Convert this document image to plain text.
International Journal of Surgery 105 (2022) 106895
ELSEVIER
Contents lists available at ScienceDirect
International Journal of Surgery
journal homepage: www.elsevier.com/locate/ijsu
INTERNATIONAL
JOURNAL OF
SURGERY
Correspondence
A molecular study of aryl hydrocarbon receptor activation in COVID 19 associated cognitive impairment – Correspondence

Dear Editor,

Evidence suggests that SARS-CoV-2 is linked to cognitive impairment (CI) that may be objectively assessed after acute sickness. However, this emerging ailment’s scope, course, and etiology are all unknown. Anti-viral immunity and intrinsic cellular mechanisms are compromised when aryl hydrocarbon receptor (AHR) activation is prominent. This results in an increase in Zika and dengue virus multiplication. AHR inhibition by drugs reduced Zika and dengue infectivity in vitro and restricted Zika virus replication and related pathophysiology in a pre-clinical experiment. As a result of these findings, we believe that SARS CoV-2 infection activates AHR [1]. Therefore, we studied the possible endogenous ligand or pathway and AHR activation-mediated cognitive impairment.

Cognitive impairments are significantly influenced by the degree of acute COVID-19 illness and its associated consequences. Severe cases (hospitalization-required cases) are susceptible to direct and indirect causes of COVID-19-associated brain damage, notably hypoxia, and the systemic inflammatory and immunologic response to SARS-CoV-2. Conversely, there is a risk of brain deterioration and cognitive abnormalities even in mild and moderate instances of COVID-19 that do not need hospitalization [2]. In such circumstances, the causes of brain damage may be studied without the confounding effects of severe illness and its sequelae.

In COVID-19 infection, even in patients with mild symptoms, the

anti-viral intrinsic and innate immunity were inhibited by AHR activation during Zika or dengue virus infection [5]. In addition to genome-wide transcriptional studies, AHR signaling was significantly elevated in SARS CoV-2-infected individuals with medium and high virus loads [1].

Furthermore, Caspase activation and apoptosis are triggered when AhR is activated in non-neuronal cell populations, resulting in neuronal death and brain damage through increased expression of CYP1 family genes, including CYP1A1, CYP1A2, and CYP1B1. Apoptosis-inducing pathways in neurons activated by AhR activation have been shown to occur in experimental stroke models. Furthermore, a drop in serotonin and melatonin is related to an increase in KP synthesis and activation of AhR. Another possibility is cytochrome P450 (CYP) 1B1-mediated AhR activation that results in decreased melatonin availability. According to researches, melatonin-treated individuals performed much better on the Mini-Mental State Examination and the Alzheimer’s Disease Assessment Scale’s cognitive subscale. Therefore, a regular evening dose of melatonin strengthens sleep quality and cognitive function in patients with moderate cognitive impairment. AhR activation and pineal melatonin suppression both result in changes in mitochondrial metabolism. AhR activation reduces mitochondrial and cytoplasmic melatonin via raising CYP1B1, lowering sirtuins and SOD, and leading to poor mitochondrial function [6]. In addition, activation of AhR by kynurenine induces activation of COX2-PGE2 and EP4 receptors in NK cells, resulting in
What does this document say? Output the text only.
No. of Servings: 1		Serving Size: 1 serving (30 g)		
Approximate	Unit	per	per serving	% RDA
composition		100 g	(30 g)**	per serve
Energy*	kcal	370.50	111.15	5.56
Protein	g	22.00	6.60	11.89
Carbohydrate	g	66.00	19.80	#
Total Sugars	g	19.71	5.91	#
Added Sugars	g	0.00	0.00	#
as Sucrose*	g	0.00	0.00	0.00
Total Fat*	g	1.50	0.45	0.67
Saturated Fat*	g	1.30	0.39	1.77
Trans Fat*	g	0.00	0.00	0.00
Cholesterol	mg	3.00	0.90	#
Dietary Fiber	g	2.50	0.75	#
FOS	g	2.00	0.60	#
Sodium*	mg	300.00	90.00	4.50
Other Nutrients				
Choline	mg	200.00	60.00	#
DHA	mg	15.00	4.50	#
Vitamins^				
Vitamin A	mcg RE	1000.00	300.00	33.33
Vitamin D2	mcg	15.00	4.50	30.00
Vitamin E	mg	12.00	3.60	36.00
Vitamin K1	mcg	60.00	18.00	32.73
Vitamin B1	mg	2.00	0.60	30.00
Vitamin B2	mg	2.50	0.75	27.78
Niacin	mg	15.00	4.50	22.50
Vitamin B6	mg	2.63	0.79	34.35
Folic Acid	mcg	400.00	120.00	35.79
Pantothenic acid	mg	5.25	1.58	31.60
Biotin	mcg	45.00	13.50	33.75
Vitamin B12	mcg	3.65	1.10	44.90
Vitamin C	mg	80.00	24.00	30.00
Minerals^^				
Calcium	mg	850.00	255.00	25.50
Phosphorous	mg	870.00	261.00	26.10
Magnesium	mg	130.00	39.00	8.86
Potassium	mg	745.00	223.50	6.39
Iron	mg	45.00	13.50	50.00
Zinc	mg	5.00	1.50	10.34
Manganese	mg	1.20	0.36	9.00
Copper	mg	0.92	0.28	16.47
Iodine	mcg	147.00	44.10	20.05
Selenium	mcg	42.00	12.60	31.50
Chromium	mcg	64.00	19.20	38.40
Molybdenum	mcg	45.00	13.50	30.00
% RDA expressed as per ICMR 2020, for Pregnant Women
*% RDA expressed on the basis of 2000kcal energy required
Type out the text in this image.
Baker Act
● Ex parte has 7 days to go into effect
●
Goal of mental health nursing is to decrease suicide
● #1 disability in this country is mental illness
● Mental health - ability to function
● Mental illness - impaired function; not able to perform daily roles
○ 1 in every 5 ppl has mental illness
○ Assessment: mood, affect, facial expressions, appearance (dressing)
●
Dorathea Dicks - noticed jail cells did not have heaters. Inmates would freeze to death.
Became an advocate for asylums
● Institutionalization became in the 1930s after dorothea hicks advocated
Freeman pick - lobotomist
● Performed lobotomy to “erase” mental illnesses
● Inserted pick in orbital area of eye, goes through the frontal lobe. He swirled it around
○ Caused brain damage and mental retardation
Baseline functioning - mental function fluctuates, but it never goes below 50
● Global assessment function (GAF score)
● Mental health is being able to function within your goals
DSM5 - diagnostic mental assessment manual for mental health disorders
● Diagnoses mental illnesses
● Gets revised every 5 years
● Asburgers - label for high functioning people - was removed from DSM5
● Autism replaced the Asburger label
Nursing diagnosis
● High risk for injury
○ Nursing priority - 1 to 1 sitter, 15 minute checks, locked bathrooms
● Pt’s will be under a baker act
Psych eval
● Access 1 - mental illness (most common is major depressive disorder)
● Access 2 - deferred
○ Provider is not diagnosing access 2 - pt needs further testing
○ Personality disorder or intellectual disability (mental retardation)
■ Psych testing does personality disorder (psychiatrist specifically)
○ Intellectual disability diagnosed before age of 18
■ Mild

- About this task -
Each line of the data needs to be repeated exactly.

- Reply -
Convert this document image to plain text.
International Journal of Surgery 105 (2022) 106895
ELSEVIER
Contents lists available at ScienceDirect
International Journal of Surgery
journal homepage: www.elsevier.com/locate/ijsu
INTERNATIONAL
JOURNAL OF
SURGERY
Correspondence
A molecular study of aryl hydrocarbon receptor activation in COVID 19 associated cognitive impairment – Correspondence

Dear Editor,

Evidence suggests that SARS-CoV-2 is linked to cognitive impairment (CI) that may be objectively assessed after acute sickness. However, this emerging ailment’s scope, course, and etiology are all unknown. Anti-viral immunity and intrinsic cellular mechanisms are compromised when aryl hydrocarbon receptor (AHR) activation is prominent. This results in an increase in Zika and dengue virus multiplication. AHR inhibition by drugs reduced Zika and dengue infectivity in vitro and restricted Zika virus replication and related pathophysiology in a pre-clinical experiment. As a result of these findings, we believe that SARS CoV-2 infection activates AHR [1]. Therefore, we studied the possible endogenous ligand or pathway and AHR activation-mediated cognitive impairment.

Cognitive impairments are significantly influenced by the degree of acute COVID-19 illness and its associated consequences. Severe cases (hospitalization-required cases) are susceptible to direct and indirect causes of COVID-19-associated brain damage, notably hypoxia, and the systemic inflammatory and immunologic response to SARS-CoV-2. Conversely, there is a risk of brain deterioration and cognitive abnormalities even in mild and moderate instances of COVID-19 that do not need hospitalization [2]. In such circumstances, the causes of brain damage may be studied without the confounding effects of severe illness and its sequelae.

In COVID-19 infection, even in patients with mild symptoms, the

anti-viral intrinsic and innate immunity were inhibited by AHR activation during Zika or dengue virus infection [5]. In addition to genome-wide transcriptional studies, AHR signaling was significantly elevated in SARS CoV-2-infected individuals with medium and high virus loads [1].

Furthermore, Caspase activation and apoptosis are triggered when AhR is activated in non-neuronal cell populations, resulting in neuronal death and brain damage through increased expression of CYP1 family genes, including CYP1A1, CYP1A2, and CYP1B1. Apoptosis-inducing pathways in neurons activated by AhR activation have been shown to occur in experimental stroke models. Furthermore, a drop in serotonin and melatonin is related to an increase in KP synthesis and activation of AhR. Another possibility is cytochrome P450 (CYP) 1B1-mediated AhR activation that results in decreased melatonin availability. According to researches, melatonin-treated individuals performed much better on the Mini-Mental State Examination and the Alzheimer’s Disease Assessment Scale’s cognitive subscale. Therefore, a regular evening dose of melatonin strengthens sleep quality and cognitive function in patients with moderate cognitive impairment. AhR activation and pineal melatonin suppression both result in changes in mitochondrial metabolism. AhR activation reduces mitochondrial and cytoplasmic melatonin via raising CYP1B1, lowering sirtuins and SOD, and leading to poor mitochondrial function [6]. In addition, activation of AhR by kynurenine induces activation of COX2-PGE2 and EP4 receptors in NK cells, resulting in
What does this document say? Output the text only.
No. of Servings: 1		Serving Size: 1 serving (30 g)		
Approximate	Unit	per	per serving	% RDA
composition		100 g	(30 g)**	per serve
Energy*	kcal	370.50	111.15	5.56
Protein	g	22.00	6.60	11.89
Carbohydrate	g	66.00	19.80	#
Total Sugars	g	19.71	5.91	#
Added Sugars	g	0.00	0.00	#
as Sucrose*	g	0.00	0.00	0.00
Total Fat*	g	1.50	0.45	0.67
Saturated Fat*	g	1.30	0.39	1.77
Trans Fat*	g	0.00	0.00	0.00
Cholesterol	mg	3.00	0.90	#
Dietary Fiber	g	2.50	0.75	#
FOS	g	2.00	0.60	#
Sodium*	mg	300.00	90.00	4.50
Other Nutrients				
Choline	mg	200.00	60.00	#
DHA	mg	15.00	4.50	#
Vitamins^				
Vitamin A	mcg RE	1000.00	300.00	33.33
Vitamin D2	mcg	15.00	4.50	30.00
Vitamin E	mg	12.00	3.60	36.00
Vitamin K1	mcg	60.00	18.00	32.73
Vitamin B1	mg	2.00	0.60	30.00
Vitamin B2	mg	2.50	0.75	27.78
Niacin	mg	15.00	4.50	22.50
Vitamin B6	mg	2.63	0.79	34.35
Folic Acid	mcg	400.00	120.00	35.79
Pantothenic acid	mg	5.25	1.58	31.60
Biotin	mcg	45.00	13.50	33.75
Vitamin B12	mcg	3.65	1.10	44.90
Vitamin C	mg	80.00	24.00	30.00
Minerals^^				
Calcium	mg	850.00	255.00	25.50
Phosphorous	mg	870.00	261.00	26.10
Magnesium	mg	130.00	39.00	8.86
Potassium	mg	745.00	223.50	6.39
Iron	mg	45.00	13.50	50.00
Zinc	mg	5.00	1.50	10.34
Manganese	mg	1.20	0.36	9.00
Copper	mg	0.92	0.28	16.47
Iodine	mcg	147.00	44.10	20.05
Selenium	mcg	42.00	12.60	31.50
Chromium	mcg	64.00	19.20	38.40
Molybdenum	mcg	45.00	13.50	30.00
% RDA expressed as per ICMR 2020, for Pregnant Women
*% RDA expressed on the basis of 2000kcal energy required
Type out the text in this image.
Baker Act
● Ex parte has 7 days to go into effect
●
Goal of mental health nursing is to decrease suicide
● #1 disability in this country is mental illness
● Mental health - ability to function
● Mental illness - impaired function; not able to perform daily roles
○ 1 in every 5 ppl has mental illness
○ Assessment: mood, affect, facial expressions, appearance (dressing)
●
Dorathea Dicks - noticed jail cells did not have heaters. Inmates would freeze to death.
Became an advocate for asylums
● Institutionalization became in the 1930s after dorothea hicks advocated
Freeman pick - lobotomist
● Performed lobotomy to “erase” mental illnesses
● Inserted pick in orbital area of eye, goes through the frontal lobe. He swirled it around
○ Caused brain damage and mental retardation
Baseline functioning - mental function fluctuates, but it never goes below 50
● Global assessment function (GAF score)
● Mental health is being able to function within your goals
DSM5 - diagnostic mental assessment manual for mental health disorders
● Diagnoses mental illnesses
● Gets revised every 5 years
● Asburgers - label for high functioning people - was removed from DSM5
● Autism replaced the Asburger label
Nursing diagnosis
● High risk for injury
○ Nursing priority - 1 to 1 sitter, 15 minute checks, locked bathrooms
● Pt’s will be under a baker act
Psych eval
● Access 1 - mental illness (most common is major depressive disorder)
● Access 2 - deferred
○ Provider is not diagnosing access 2 - pt needs further testing
○ Personality disorder or intellectual disability (mental retardation)
■ Psych testing does personality disorder (psychiatrist specifically)
○ Intellectual disability diagnosed before age of 18
■ Mild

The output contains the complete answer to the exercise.